▸ Exercise task: Reproduce each line of the listing exactly.

▸ Given entries:

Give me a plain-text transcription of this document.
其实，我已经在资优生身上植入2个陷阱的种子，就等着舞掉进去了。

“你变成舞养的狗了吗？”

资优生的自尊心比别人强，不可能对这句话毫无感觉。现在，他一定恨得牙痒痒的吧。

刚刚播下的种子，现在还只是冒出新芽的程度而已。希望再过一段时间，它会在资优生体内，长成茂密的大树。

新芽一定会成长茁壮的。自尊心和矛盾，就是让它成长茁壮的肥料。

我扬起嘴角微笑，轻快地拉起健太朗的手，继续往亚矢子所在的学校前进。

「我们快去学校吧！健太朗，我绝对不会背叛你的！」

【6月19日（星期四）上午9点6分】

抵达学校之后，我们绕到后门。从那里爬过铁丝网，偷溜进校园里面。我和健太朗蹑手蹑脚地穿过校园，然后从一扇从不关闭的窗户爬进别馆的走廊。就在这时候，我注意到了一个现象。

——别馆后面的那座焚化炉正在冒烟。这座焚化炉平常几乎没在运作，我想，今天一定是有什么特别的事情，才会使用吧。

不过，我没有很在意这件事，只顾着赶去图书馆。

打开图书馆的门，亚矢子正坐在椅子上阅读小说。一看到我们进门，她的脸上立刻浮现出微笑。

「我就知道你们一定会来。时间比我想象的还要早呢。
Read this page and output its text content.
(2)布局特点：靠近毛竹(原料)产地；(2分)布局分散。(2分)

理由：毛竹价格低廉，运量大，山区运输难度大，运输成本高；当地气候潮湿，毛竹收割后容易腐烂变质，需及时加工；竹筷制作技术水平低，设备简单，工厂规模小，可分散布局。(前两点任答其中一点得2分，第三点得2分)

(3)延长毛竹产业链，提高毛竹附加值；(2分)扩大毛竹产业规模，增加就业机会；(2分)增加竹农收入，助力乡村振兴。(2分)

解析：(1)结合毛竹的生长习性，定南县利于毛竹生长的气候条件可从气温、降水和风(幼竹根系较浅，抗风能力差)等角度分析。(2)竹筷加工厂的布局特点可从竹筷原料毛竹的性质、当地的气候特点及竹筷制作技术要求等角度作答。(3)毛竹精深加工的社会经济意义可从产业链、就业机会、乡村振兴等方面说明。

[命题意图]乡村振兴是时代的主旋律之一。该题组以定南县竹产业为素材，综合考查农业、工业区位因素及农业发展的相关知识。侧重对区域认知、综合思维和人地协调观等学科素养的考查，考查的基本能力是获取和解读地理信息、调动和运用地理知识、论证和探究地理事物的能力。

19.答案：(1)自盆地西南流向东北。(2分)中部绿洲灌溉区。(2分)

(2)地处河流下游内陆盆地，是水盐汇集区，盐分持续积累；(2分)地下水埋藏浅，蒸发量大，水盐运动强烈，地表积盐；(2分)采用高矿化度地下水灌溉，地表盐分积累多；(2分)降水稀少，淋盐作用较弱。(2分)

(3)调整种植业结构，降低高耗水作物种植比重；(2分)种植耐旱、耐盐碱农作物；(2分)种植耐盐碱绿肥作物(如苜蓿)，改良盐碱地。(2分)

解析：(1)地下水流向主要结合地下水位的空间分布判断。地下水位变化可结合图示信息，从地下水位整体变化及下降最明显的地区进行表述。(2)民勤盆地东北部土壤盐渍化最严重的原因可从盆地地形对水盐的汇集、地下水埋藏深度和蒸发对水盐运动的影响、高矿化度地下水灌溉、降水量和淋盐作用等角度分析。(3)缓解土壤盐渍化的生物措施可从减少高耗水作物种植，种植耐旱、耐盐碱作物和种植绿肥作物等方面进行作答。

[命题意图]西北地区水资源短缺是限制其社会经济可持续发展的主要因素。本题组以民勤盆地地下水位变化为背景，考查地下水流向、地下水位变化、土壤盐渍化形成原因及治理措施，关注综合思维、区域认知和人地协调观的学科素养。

▸ In response:
Give me a plain-text transcription of this document.
其实，我已经在资优生身上植入2个陷阱的种子，就等着舞掉进去了。

“你变成舞养的狗了吗？”

资优生的自尊心比别人强，不可能对这句话毫无感觉。现在，他一定恨得牙痒痒的吧。

刚刚播下的种子，现在还只是冒出新芽的程度而已。希望再过一段时间，它会在资优生体内，长成茂密的大树。

新芽一定会成长茁壮的。自尊心和矛盾，就是让它成长茁壮的肥料。

我扬起嘴角微笑，轻快地拉起健太朗的手，继续往亚矢子所在的学校前进。

「我们快去学校吧！健太朗，我绝对不会背叛你的！」

【6月19日（星期四）上午9点6分】

抵达学校之后，我们绕到后门。从那里爬过铁丝网，偷溜进校园里面。我和健太朗蹑手蹑脚地穿过校园，然后从一扇从不关闭的窗户爬进别馆的走廊。就在这时候，我注意到了一个现象。

——别馆后面的那座焚化炉正在冒烟。这座焚化炉平常几乎没在运作，我想，今天一定是有什么特别的事情，才会使用吧。

不过，我没有很在意这件事，只顾着赶去图书馆。

打开图书馆的门，亚矢子正坐在椅子上阅读小说。一看到我们进门，她的脸上立刻浮现出微笑。

「我就知道你们一定会来。时间比我想象的还要早呢。
Read this page and output its text content.
(2)布局特点：靠近毛竹(原料)产地；(2分)布局分散。(2分)

理由：毛竹价格低廉，运量大，山区运输难度大，运输成本高；当地气候潮湿，毛竹收割后容易腐烂变质，需及时加工；竹筷制作技术水平低，设备简单，工厂规模小，可分散布局。(前两点任答其中一点得2分，第三点得2分)

(3)延长毛竹产业链，提高毛竹附加值；(2分)扩大毛竹产业规模，增加就业机会；(2分)增加竹农收入，助力乡村振兴。(2分)

解析：(1)结合毛竹的生长习性，定南县利于毛竹生长的气候条件可从气温、降水和风(幼竹根系较浅，抗风能力差)等角度分析。(2)竹筷加工厂的布局特点可从竹筷原料毛竹的性质、当地的气候特点及竹筷制作技术要求等角度作答。(3)毛竹精深加工的社会经济意义可从产业链、就业机会、乡村振兴等方面说明。

[命题意图]乡村振兴是时代的主旋律之一。该题组以定南县竹产业为素材，综合考查农业、工业区位因素及农业发展的相关知识。侧重对区域认知、综合思维和人地协调观等学科素养的考查，考查的基本能力是获取和解读地理信息、调动和运用地理知识、论证和探究地理事物的能力。

19.答案：(1)自盆地西南流向东北。(2分)中部绿洲灌溉区。(2分)

(2)地处河流下游内陆盆地，是水盐汇集区，盐分持续积累；(2分)地下水埋藏浅，蒸发量大，水盐运动强烈，地表积盐；(2分)采用高矿化度地下水灌溉，地表盐分积累多；(2分)降水稀少，淋盐作用较弱。(2分)

(3)调整种植业结构，降低高耗水作物种植比重；(2分)种植耐旱、耐盐碱农作物；(2分)种植耐盐碱绿肥作物(如苜蓿)，改良盐碱地。(2分)

解析：(1)地下水流向主要结合地下水位的空间分布判断。地下水位变化可结合图示信息，从地下水位整体变化及下降最明显的地区进行表述。(2)民勤盆地东北部土壤盐渍化最严重的原因可从盆地地形对水盐的汇集、地下水埋藏深度和蒸发对水盐运动的影响、高矿化度地下水灌溉、降水量和淋盐作用等角度分析。(3)缓解土壤盐渍化的生物措施可从减少高耗水作物种植，种植耐旱、耐盐碱作物和种植绿肥作物等方面进行作答。

[命题意图]西北地区水资源短缺是限制其社会经济可持续发展的主要因素。本题组以民勤盆地地下水位变化为背景，考查地下水流向、地下水位变化、土壤盐渍化形成原因及治理措施，关注综合思维、区域认知和人地协调观的学科素养。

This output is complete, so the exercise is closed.